### Task instructions
In the copy, keep every record exact and leave out all images.
____________
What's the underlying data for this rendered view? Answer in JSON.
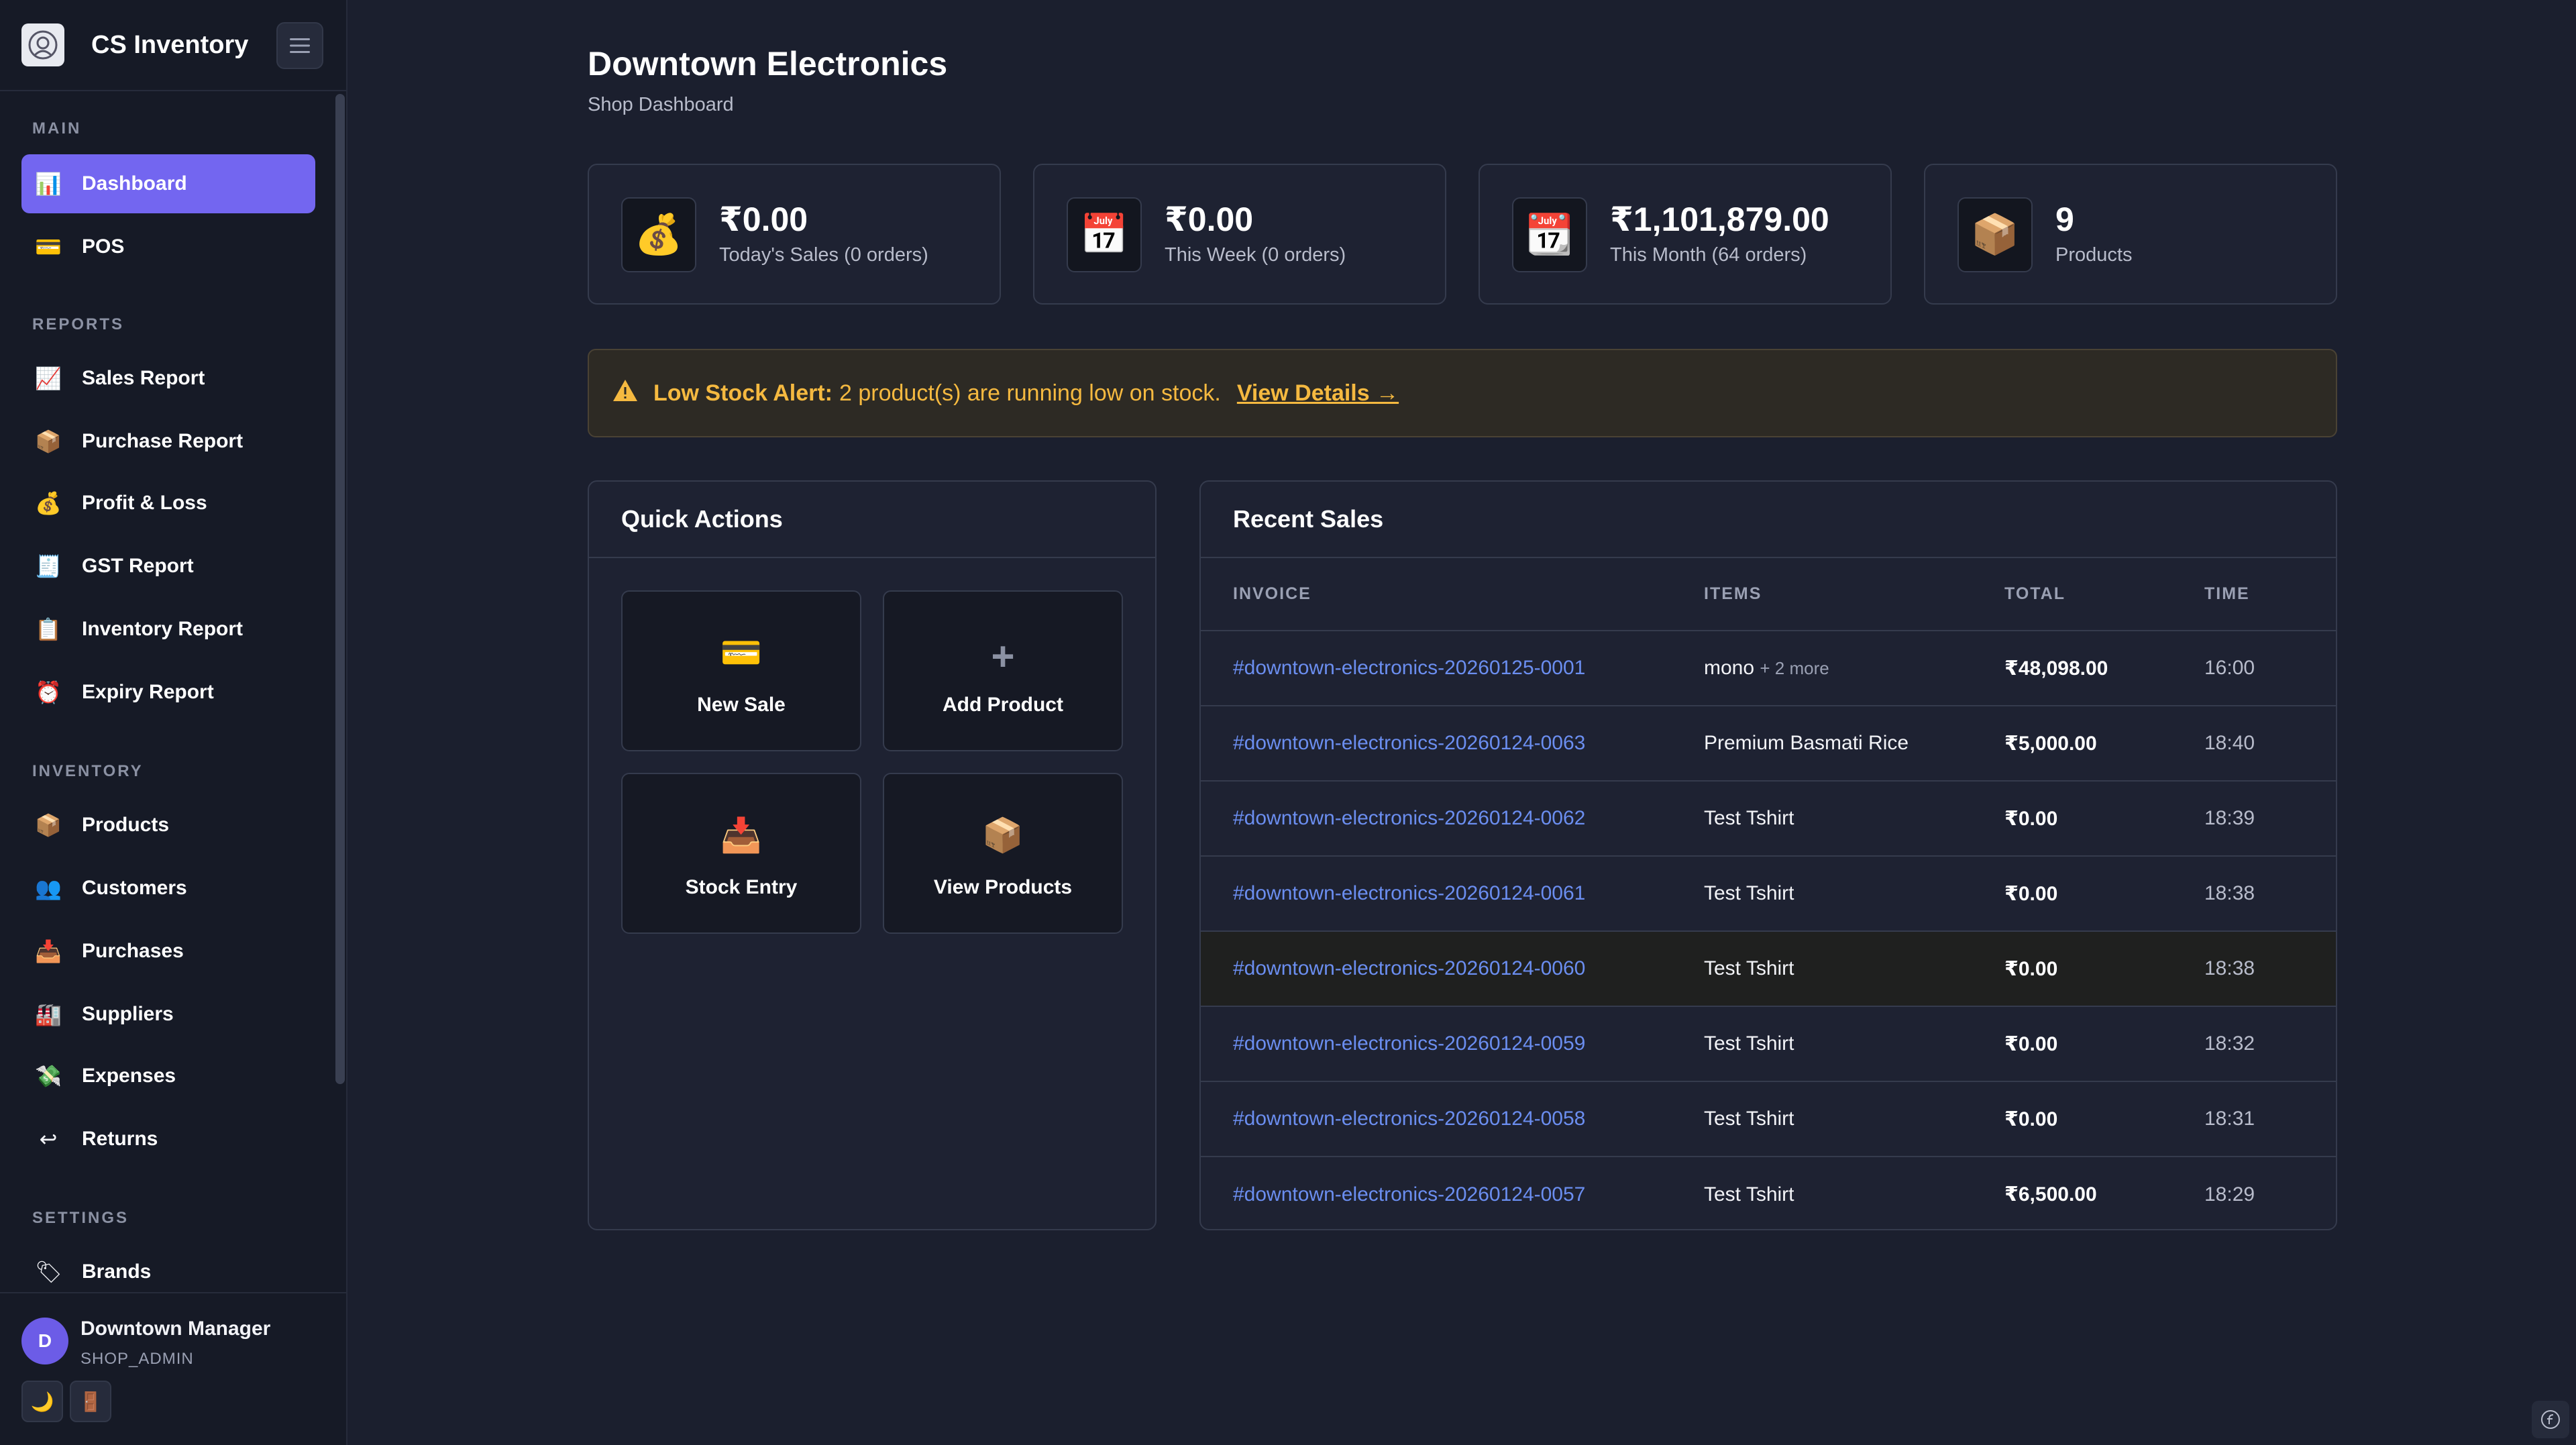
{
  "app": {
    "title": "CS Inventory"
  },
  "sidebar": {
    "sections": [
      {
        "label": "MAIN",
        "items": [
          {
            "label": "Dashboard",
            "icon": "📊",
            "icon_name": "bar-chart-icon",
            "active": true
          },
          {
            "label": "POS",
            "icon": "💳",
            "icon_name": "credit-card-icon"
          }
        ]
      },
      {
        "label": "REPORTS",
        "items": [
          {
            "label": "Sales Report",
            "icon": "📈",
            "icon_name": "trend-chart-icon"
          },
          {
            "label": "Purchase Report",
            "icon": "📦",
            "icon_name": "package-icon"
          },
          {
            "label": "Profit & Loss",
            "icon": "💰",
            "icon_name": "money-bag-icon"
          },
          {
            "label": "GST Report",
            "icon": "🧾",
            "icon_name": "receipt-icon"
          },
          {
            "label": "Inventory Report",
            "icon": "📋",
            "icon_name": "clipboard-icon"
          },
          {
            "label": "Expiry Report",
            "icon": "⏰",
            "icon_name": "alarm-clock-icon"
          }
        ]
      },
      {
        "label": "INVENTORY",
        "items": [
          {
            "label": "Products",
            "icon": "📦",
            "icon_name": "package-icon"
          },
          {
            "label": "Customers",
            "icon": "👥",
            "icon_name": "users-icon"
          },
          {
            "label": "Purchases",
            "icon": "📥",
            "icon_name": "inbox-tray-icon"
          },
          {
            "label": "Suppliers",
            "icon": "🏭",
            "icon_name": "factory-icon"
          },
          {
            "label": "Expenses",
            "icon": "💸",
            "icon_name": "money-wings-icon"
          },
          {
            "label": "Returns",
            "icon": "↩",
            "icon_name": "return-arrow-icon"
          }
        ]
      },
      {
        "label": "SETTINGS",
        "items": [
          {
            "label": "Brands",
            "icon": "🏷",
            "icon_name": "tag-icon"
          }
        ]
      }
    ],
    "user": {
      "initial": "D",
      "name": "Downtown Manager",
      "role": "SHOP_ADMIN"
    },
    "theme_icon": "🌙",
    "logout_icon": "🚪"
  },
  "page": {
    "title": "Downtown Electronics",
    "subtitle": "Shop Dashboard"
  },
  "stats": [
    {
      "icon": "💰",
      "icon_name": "money-bag-icon",
      "value": "₹0.00",
      "label": "Today's Sales (0 orders)"
    },
    {
      "icon": "📅",
      "icon_name": "calendar-icon",
      "value": "₹0.00",
      "label": "This Week (0 orders)"
    },
    {
      "icon": "📆",
      "icon_name": "tear-off-calendar-icon",
      "value": "₹1,101,879.00",
      "label": "This Month (64 orders)"
    },
    {
      "icon": "📦",
      "icon_name": "package-icon",
      "value": "9",
      "label": "Products"
    }
  ],
  "alert": {
    "icon": "⚠",
    "title": "Low Stock Alert:",
    "message": "2 product(s) are running low on stock.",
    "link": "View Details →"
  },
  "quick_actions": {
    "title": "Quick Actions",
    "items": [
      {
        "label": "New Sale",
        "icon": "💳",
        "icon_name": "credit-card-icon"
      },
      {
        "label": "Add Product",
        "icon": "+",
        "icon_name": "plus-icon"
      },
      {
        "label": "Stock Entry",
        "icon": "📥",
        "icon_name": "inbox-tray-icon"
      },
      {
        "label": "View Products",
        "icon": "📦",
        "icon_name": "package-icon"
      }
    ]
  },
  "recent_sales": {
    "title": "Recent Sales",
    "columns": [
      "INVOICE",
      "ITEMS",
      "TOTAL",
      "TIME"
    ],
    "rows": [
      {
        "invoice": "#downtown-electronics-20260125-0001",
        "items": "mono",
        "more": "+ 2 more",
        "total": "₹48,098.00",
        "time": "16:00"
      },
      {
        "invoice": "#downtown-electronics-20260124-0063",
        "items": "Premium Basmati Rice",
        "more": "",
        "total": "₹5,000.00",
        "time": "18:40"
      },
      {
        "invoice": "#downtown-electronics-20260124-0062",
        "items": "Test Tshirt",
        "more": "",
        "total": "₹0.00",
        "time": "18:39"
      },
      {
        "invoice": "#downtown-electronics-20260124-0061",
        "items": "Test Tshirt",
        "more": "",
        "total": "₹0.00",
        "time": "18:38"
      },
      {
        "invoice": "#downtown-electronics-20260124-0060",
        "items": "Test Tshirt",
        "more": "",
        "total": "₹0.00",
        "time": "18:38",
        "highlighted": true
      },
      {
        "invoice": "#downtown-electronics-20260124-0059",
        "items": "Test Tshirt",
        "more": "",
        "total": "₹0.00",
        "time": "18:32"
      },
      {
        "invoice": "#downtown-electronics-20260124-0058",
        "items": "Test Tshirt",
        "more": "",
        "total": "₹0.00",
        "time": "18:31"
      },
      {
        "invoice": "#downtown-electronics-20260124-0057",
        "items": "Test Tshirt",
        "more": "",
        "total": "₹6,500.00",
        "time": "18:29"
      }
    ]
  },
  "colors": {
    "accent": "#7366f0",
    "warning": "#f5b940",
    "link": "#6b8ef0",
    "background": "#1b1f2e"
  }
}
____________
### Solution
What's the underlying data for this rendered view? Answer in JSON.
{
  "app": {
    "title": "CS Inventory"
  },
  "sidebar": {
    "sections": [
      {
        "label": "MAIN",
        "items": [
          {
            "label": "Dashboard",
            "icon": "📊",
            "icon_name": "bar-chart-icon",
            "active": true
          },
          {
            "label": "POS",
            "icon": "💳",
            "icon_name": "credit-card-icon"
          }
        ]
      },
      {
        "label": "REPORTS",
        "items": [
          {
            "label": "Sales Report",
            "icon": "📈",
            "icon_name": "trend-chart-icon"
          },
          {
            "label": "Purchase Report",
            "icon": "📦",
            "icon_name": "package-icon"
          },
          {
            "label": "Profit & Loss",
            "icon": "💰",
            "icon_name": "money-bag-icon"
          },
          {
            "label": "GST Report",
            "icon": "🧾",
            "icon_name": "receipt-icon"
          },
          {
            "label": "Inventory Report",
            "icon": "📋",
            "icon_name": "clipboard-icon"
          },
          {
            "label": "Expiry Report",
            "icon": "⏰",
            "icon_name": "alarm-clock-icon"
          }
        ]
      },
      {
        "label": "INVENTORY",
        "items": [
          {
            "label": "Products",
            "icon": "📦",
            "icon_name": "package-icon"
          },
          {
            "label": "Customers",
            "icon": "👥",
            "icon_name": "users-icon"
          },
          {
            "label": "Purchases",
            "icon": "📥",
            "icon_name": "inbox-tray-icon"
          },
          {
            "label": "Suppliers",
            "icon": "🏭",
            "icon_name": "factory-icon"
          },
          {
            "label": "Expenses",
            "icon": "💸",
            "icon_name": "money-wings-icon"
          },
          {
            "label": "Returns",
            "icon": "↩",
            "icon_name": "return-arrow-icon"
          }
        ]
      },
      {
        "label": "SETTINGS",
        "items": [
          {
            "label": "Brands",
            "icon": "🏷",
            "icon_name": "tag-icon"
          }
        ]
      }
    ],
    "user": {
      "initial": "D",
      "name": "Downtown Manager",
      "role": "SHOP_ADMIN"
    },
    "theme_icon": "🌙",
    "logout_icon": "🚪"
  },
  "page": {
    "title": "Downtown Electronics",
    "subtitle": "Shop Dashboard"
  },
  "stats": [
    {
      "icon": "💰",
      "icon_name": "money-bag-icon",
      "value": "₹0.00",
      "label": "Today's Sales (0 orders)"
    },
    {
      "icon": "📅",
      "icon_name": "calendar-icon",
      "value": "₹0.00",
      "label": "This Week (0 orders)"
    },
    {
      "icon": "📆",
      "icon_name": "tear-off-calendar-icon",
      "value": "₹1,101,879.00",
      "label": "This Month (64 orders)"
    },
    {
      "icon": "📦",
      "icon_name": "package-icon",
      "value": "9",
      "label": "Products"
    }
  ],
  "alert": {
    "icon": "⚠",
    "title": "Low Stock Alert:",
    "message": "2 product(s) are running low on stock.",
    "link": "View Details →"
  },
  "quick_actions": {
    "title": "Quick Actions",
    "items": [
      {
        "label": "New Sale",
        "icon": "💳",
        "icon_name": "credit-card-icon"
      },
      {
        "label": "Add Product",
        "icon": "+",
        "icon_name": "plus-icon"
      },
      {
        "label": "Stock Entry",
        "icon": "📥",
        "icon_name": "inbox-tray-icon"
      },
      {
        "label": "View Products",
        "icon": "📦",
        "icon_name": "package-icon"
      }
    ]
  },
  "recent_sales": {
    "title": "Recent Sales",
    "columns": [
      "INVOICE",
      "ITEMS",
      "TOTAL",
      "TIME"
    ],
    "rows": [
      {
        "invoice": "#downtown-electronics-20260125-0001",
        "items": "mono",
        "more": "+ 2 more",
        "total": "₹48,098.00",
        "time": "16:00"
      },
      {
        "invoice": "#downtown-electronics-20260124-0063",
        "items": "Premium Basmati Rice",
        "more": "",
        "total": "₹5,000.00",
        "time": "18:40"
      },
      {
        "invoice": "#downtown-electronics-20260124-0062",
        "items": "Test Tshirt",
        "more": "",
        "total": "₹0.00",
        "time": "18:39"
      },
      {
        "invoice": "#downtown-electronics-20260124-0061",
        "items": "Test Tshirt",
        "more": "",
        "total": "₹0.00",
        "time": "18:38"
      },
      {
        "invoice": "#downtown-electronics-20260124-0060",
        "items": "Test Tshirt",
        "more": "",
        "total": "₹0.00",
        "time": "18:38",
        "highlighted": true
      },
      {
        "invoice": "#downtown-electronics-20260124-0059",
        "items": "Test Tshirt",
        "more": "",
        "total": "₹0.00",
        "time": "18:32"
      },
      {
        "invoice": "#downtown-electronics-20260124-0058",
        "items": "Test Tshirt",
        "more": "",
        "total": "₹0.00",
        "time": "18:31"
      },
      {
        "invoice": "#downtown-electronics-20260124-0057",
        "items": "Test Tshirt",
        "more": "",
        "total": "₹6,500.00",
        "time": "18:29"
      }
    ]
  },
  "colors": {
    "accent": "#7366f0",
    "warning": "#f5b940",
    "link": "#6b8ef0",
    "background": "#1b1f2e"
  }
}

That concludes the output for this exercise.